### DATA ENTRIES
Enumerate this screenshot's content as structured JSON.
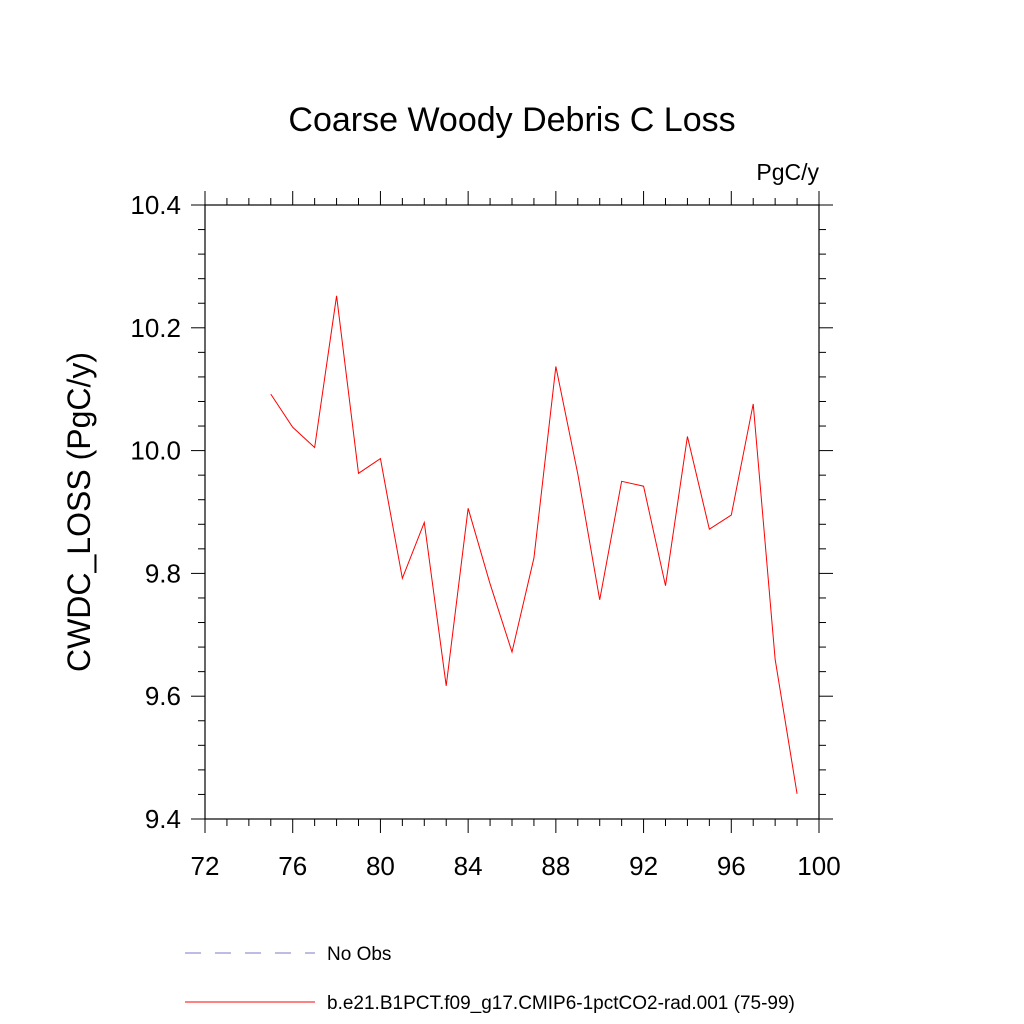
{
  "chart_data": {
    "type": "line",
    "title": "Coarse Woody Debris C Loss",
    "units_label": "PgC/y",
    "ylabel": "CWDC_LOSS  (PgC/y)",
    "xlabel": "",
    "xlim": [
      72,
      100
    ],
    "ylim": [
      9.4,
      10.4
    ],
    "xticks": [
      72,
      76,
      80,
      84,
      88,
      92,
      96,
      100
    ],
    "xtick_labels": [
      "72",
      "76",
      "80",
      "84",
      "88",
      "92",
      "96",
      "100"
    ],
    "yticks": [
      9.4,
      9.6,
      9.8,
      10.0,
      10.2,
      10.4
    ],
    "ytick_labels": [
      "9.4",
      "9.6",
      "9.8",
      "10.0",
      "10.2",
      "10.4"
    ],
    "grid": false,
    "legend_placement": "bottom",
    "series": [
      {
        "name": "b.e21.B1PCT.f09_g17.CMIP6-1pctCO2-rad.001 (75-99)",
        "color": "#ff0000",
        "dash": "solid",
        "x": [
          75,
          76,
          77,
          78,
          79,
          80,
          81,
          82,
          83,
          84,
          85,
          86,
          87,
          88,
          89,
          90,
          91,
          92,
          93,
          94,
          95,
          96,
          97,
          98,
          99
        ],
        "y": [
          10.092,
          10.038,
          10.005,
          10.252,
          9.963,
          9.987,
          9.792,
          9.883,
          9.617,
          9.906,
          9.783,
          9.672,
          9.825,
          10.137,
          9.962,
          9.757,
          9.95,
          9.942,
          9.78,
          10.023,
          9.872,
          9.895,
          10.076,
          9.66,
          9.441
        ]
      }
    ],
    "legend": [
      {
        "label": "No Obs",
        "color": "#7b7bc8",
        "dash": "dashed"
      },
      {
        "label": "b.e21.B1PCT.f09_g17.CMIP6-1pctCO2-rad.001 (75-99)",
        "color": "#ff0000",
        "dash": "solid"
      }
    ]
  }
}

### DIRECTIONS FOR THIS TASK
Go through the material above and print all of it exactly, except the pictures.

### EXERCISE ANSWER
Enumerate this screenshot's content as structured JSON.
{
  "chart_data": {
    "type": "line",
    "title": "Coarse Woody Debris C Loss",
    "units_label": "PgC/y",
    "ylabel": "CWDC_LOSS  (PgC/y)",
    "xlabel": "",
    "xlim": [
      72,
      100
    ],
    "ylim": [
      9.4,
      10.4
    ],
    "xticks": [
      72,
      76,
      80,
      84,
      88,
      92,
      96,
      100
    ],
    "xtick_labels": [
      "72",
      "76",
      "80",
      "84",
      "88",
      "92",
      "96",
      "100"
    ],
    "yticks": [
      9.4,
      9.6,
      9.8,
      10.0,
      10.2,
      10.4
    ],
    "ytick_labels": [
      "9.4",
      "9.6",
      "9.8",
      "10.0",
      "10.2",
      "10.4"
    ],
    "grid": false,
    "legend_placement": "bottom",
    "series": [
      {
        "name": "b.e21.B1PCT.f09_g17.CMIP6-1pctCO2-rad.001 (75-99)",
        "color": "#ff0000",
        "dash": "solid",
        "x": [
          75,
          76,
          77,
          78,
          79,
          80,
          81,
          82,
          83,
          84,
          85,
          86,
          87,
          88,
          89,
          90,
          91,
          92,
          93,
          94,
          95,
          96,
          97,
          98,
          99
        ],
        "y": [
          10.092,
          10.038,
          10.005,
          10.252,
          9.963,
          9.987,
          9.792,
          9.883,
          9.617,
          9.906,
          9.783,
          9.672,
          9.825,
          10.137,
          9.962,
          9.757,
          9.95,
          9.942,
          9.78,
          10.023,
          9.872,
          9.895,
          10.076,
          9.66,
          9.441
        ]
      }
    ],
    "legend": [
      {
        "label": "No Obs",
        "color": "#7b7bc8",
        "dash": "dashed"
      },
      {
        "label": "b.e21.B1PCT.f09_g17.CMIP6-1pctCO2-rad.001 (75-99)",
        "color": "#ff0000",
        "dash": "solid"
      }
    ]
  }
}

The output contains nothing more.